▶ [THE TASK]: Return each line containing "sollst".
>>
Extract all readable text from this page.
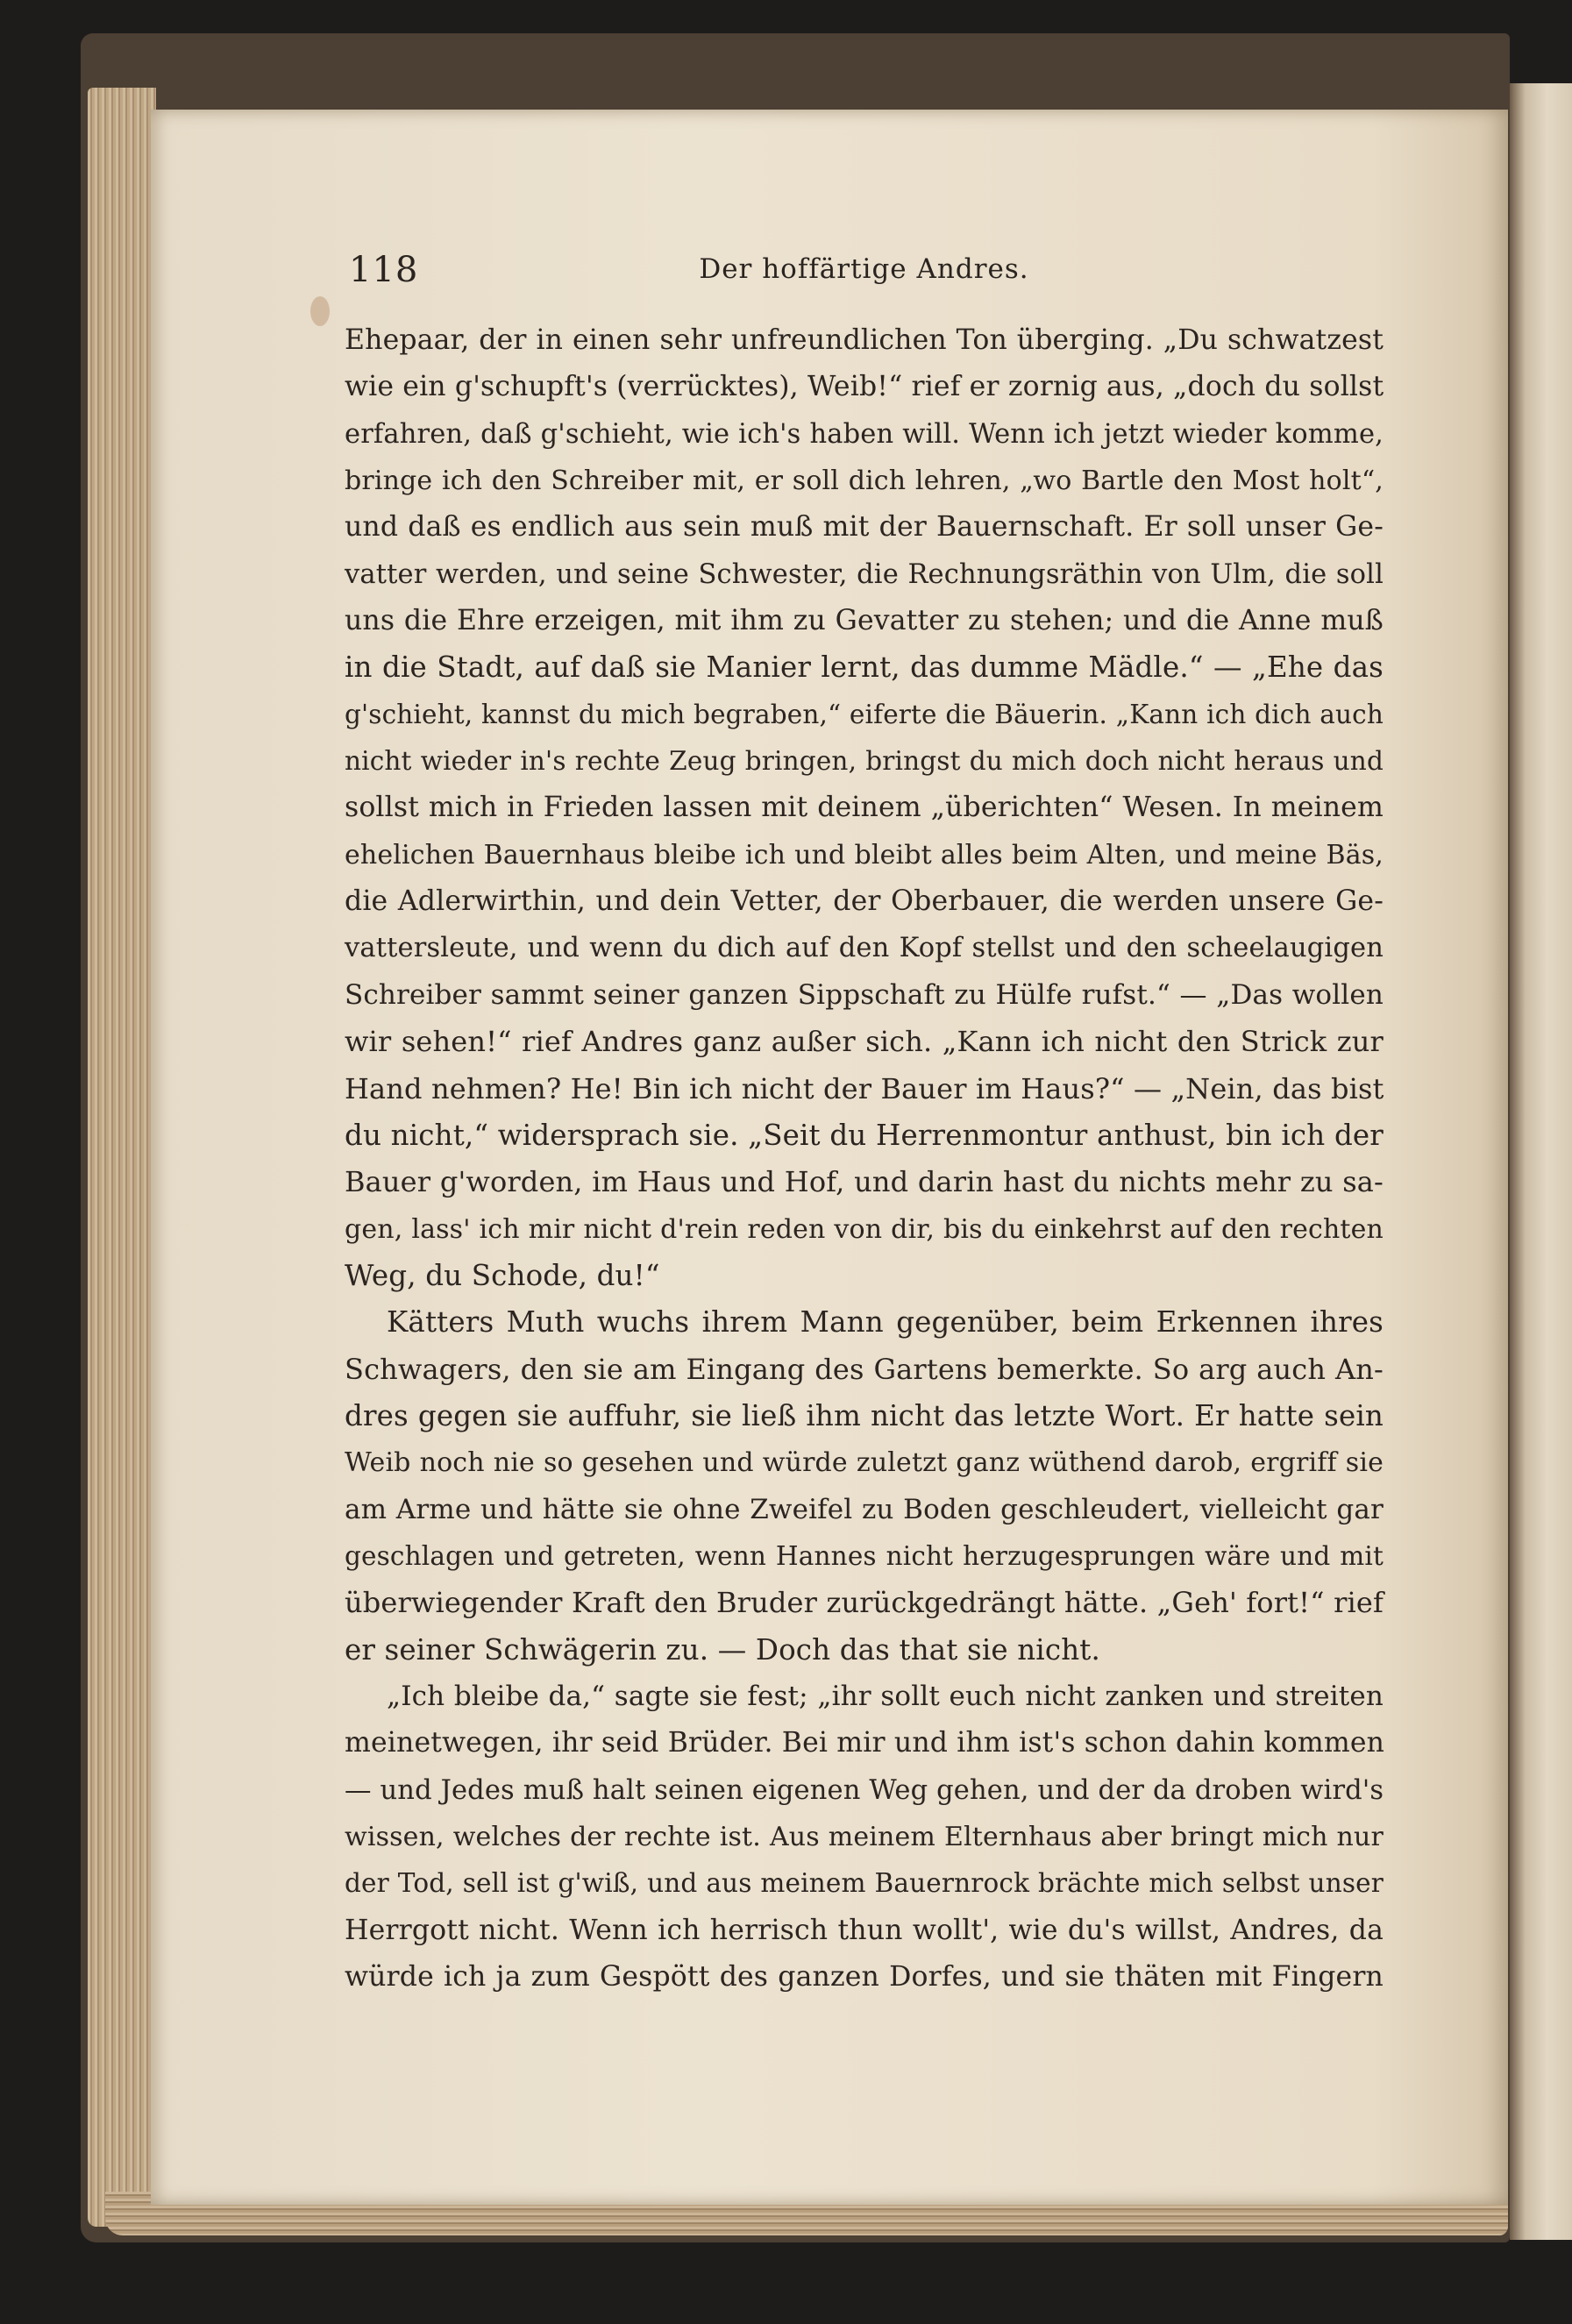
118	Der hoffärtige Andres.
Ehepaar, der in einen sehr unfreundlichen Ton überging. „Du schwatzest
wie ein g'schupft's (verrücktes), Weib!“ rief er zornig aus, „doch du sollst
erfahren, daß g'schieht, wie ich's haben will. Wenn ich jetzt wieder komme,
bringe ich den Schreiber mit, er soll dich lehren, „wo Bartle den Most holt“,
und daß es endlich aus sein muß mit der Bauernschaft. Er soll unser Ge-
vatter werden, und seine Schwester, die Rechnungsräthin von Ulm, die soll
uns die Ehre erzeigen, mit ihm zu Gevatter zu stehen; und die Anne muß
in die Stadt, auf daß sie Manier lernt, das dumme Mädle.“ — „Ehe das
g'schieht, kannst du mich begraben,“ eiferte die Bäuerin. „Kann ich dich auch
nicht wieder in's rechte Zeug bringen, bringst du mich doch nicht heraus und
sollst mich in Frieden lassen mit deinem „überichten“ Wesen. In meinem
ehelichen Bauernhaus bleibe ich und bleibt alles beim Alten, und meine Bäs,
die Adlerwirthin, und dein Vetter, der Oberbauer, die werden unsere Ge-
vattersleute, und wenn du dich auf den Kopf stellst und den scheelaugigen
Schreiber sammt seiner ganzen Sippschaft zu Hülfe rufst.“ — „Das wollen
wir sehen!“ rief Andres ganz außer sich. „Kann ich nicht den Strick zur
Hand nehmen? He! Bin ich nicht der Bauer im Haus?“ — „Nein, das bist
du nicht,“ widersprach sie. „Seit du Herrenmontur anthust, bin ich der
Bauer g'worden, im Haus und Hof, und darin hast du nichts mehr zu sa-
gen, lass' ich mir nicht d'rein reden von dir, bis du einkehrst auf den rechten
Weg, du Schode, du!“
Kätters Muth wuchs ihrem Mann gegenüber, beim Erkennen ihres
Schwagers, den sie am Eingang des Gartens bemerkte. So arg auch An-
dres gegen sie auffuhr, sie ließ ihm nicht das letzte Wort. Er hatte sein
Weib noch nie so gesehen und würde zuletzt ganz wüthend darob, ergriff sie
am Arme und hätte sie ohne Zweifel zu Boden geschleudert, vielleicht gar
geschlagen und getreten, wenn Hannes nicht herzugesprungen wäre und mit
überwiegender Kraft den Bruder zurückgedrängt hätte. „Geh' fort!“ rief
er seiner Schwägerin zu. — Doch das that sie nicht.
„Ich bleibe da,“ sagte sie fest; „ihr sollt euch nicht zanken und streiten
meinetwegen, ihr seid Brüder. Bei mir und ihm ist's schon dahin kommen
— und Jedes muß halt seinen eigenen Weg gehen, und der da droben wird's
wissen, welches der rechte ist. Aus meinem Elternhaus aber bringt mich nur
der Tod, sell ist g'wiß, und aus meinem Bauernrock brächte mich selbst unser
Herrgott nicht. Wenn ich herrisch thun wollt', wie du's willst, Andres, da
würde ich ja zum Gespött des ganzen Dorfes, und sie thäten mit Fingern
<<
▶ [RIGHT ANSWER]:
wie ein g'schupft's (verrücktes), Weib!“ rief er zornig aus, „doch du sollst
sollst mich in Frieden lassen mit deinem „überichten“ Wesen. In meinem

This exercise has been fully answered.